===== Material for this exercise

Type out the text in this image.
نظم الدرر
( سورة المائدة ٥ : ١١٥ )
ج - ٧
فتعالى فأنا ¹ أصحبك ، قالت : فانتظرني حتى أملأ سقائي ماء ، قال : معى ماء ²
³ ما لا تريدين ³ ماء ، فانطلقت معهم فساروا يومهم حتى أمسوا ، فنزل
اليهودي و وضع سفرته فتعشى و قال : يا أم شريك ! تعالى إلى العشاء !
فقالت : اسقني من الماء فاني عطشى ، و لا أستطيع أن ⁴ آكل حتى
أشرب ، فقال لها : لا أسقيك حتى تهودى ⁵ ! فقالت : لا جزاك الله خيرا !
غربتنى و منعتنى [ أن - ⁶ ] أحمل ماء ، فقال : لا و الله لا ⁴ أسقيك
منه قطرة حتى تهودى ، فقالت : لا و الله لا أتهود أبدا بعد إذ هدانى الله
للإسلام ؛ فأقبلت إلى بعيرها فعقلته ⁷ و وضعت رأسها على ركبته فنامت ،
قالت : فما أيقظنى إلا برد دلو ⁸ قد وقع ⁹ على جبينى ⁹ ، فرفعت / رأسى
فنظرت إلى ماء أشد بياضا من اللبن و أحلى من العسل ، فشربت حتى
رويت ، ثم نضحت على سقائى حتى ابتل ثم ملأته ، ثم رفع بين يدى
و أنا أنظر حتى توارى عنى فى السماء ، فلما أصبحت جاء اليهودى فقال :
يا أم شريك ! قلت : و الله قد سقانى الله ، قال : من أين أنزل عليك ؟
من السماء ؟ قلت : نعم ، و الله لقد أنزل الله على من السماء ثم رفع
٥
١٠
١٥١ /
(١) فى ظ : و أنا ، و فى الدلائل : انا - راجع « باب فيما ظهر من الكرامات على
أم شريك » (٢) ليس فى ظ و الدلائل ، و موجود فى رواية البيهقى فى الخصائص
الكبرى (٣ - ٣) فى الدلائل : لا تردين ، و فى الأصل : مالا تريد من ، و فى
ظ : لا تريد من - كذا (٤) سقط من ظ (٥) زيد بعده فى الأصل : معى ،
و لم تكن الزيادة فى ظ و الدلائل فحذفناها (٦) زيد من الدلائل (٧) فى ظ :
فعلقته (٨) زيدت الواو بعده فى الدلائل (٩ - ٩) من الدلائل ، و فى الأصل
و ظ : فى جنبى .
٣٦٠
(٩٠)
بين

==========

**Work to be completed:** Repeat each record in full; every line must match exactly.

**Completed task:**
Type out the text in this image.
نظم الدرر
( سورة المائدة ٥ : ١١٥ )
ج - ٧
فتعالى فأنا ¹ أصحبك ، قالت : فانتظرني حتى أملأ سقائي ماء ، قال : معى ماء ²
³ ما لا تريدين ³ ماء ، فانطلقت معهم فساروا يومهم حتى أمسوا ، فنزل
اليهودي و وضع سفرته فتعشى و قال : يا أم شريك ! تعالى إلى العشاء !
فقالت : اسقني من الماء فاني عطشى ، و لا أستطيع أن ⁴ آكل حتى
أشرب ، فقال لها : لا أسقيك حتى تهودى ⁵ ! فقالت : لا جزاك الله خيرا !
غربتنى و منعتنى [ أن - ⁶ ] أحمل ماء ، فقال : لا و الله لا ⁴ أسقيك
منه قطرة حتى تهودى ، فقالت : لا و الله لا أتهود أبدا بعد إذ هدانى الله
للإسلام ؛ فأقبلت إلى بعيرها فعقلته ⁷ و وضعت رأسها على ركبته فنامت ،
قالت : فما أيقظنى إلا برد دلو ⁸ قد وقع ⁹ على جبينى ⁹ ، فرفعت / رأسى
فنظرت إلى ماء أشد بياضا من اللبن و أحلى من العسل ، فشربت حتى
رويت ، ثم نضحت على سقائى حتى ابتل ثم ملأته ، ثم رفع بين يدى
و أنا أنظر حتى توارى عنى فى السماء ، فلما أصبحت جاء اليهودى فقال :
يا أم شريك ! قلت : و الله قد سقانى الله ، قال : من أين أنزل عليك ؟
من السماء ؟ قلت : نعم ، و الله لقد أنزل الله على من السماء ثم رفع
٥
١٠
١٥١ /
(١) فى ظ : و أنا ، و فى الدلائل : انا - راجع « باب فيما ظهر من الكرامات على
أم شريك » (٢) ليس فى ظ و الدلائل ، و موجود فى رواية البيهقى فى الخصائص
الكبرى (٣ - ٣) فى الدلائل : لا تردين ، و فى الأصل : مالا تريد من ، و فى
ظ : لا تريد من - كذا (٤) سقط من ظ (٥) زيد بعده فى الأصل : معى ،
و لم تكن الزيادة فى ظ و الدلائل فحذفناها (٦) زيد من الدلائل (٧) فى ظ :
فعلقته (٨) زيدت الواو بعده فى الدلائل (٩ - ٩) من الدلائل ، و فى الأصل
و ظ : فى جنبى .
٣٦٠
(٩٠)
بين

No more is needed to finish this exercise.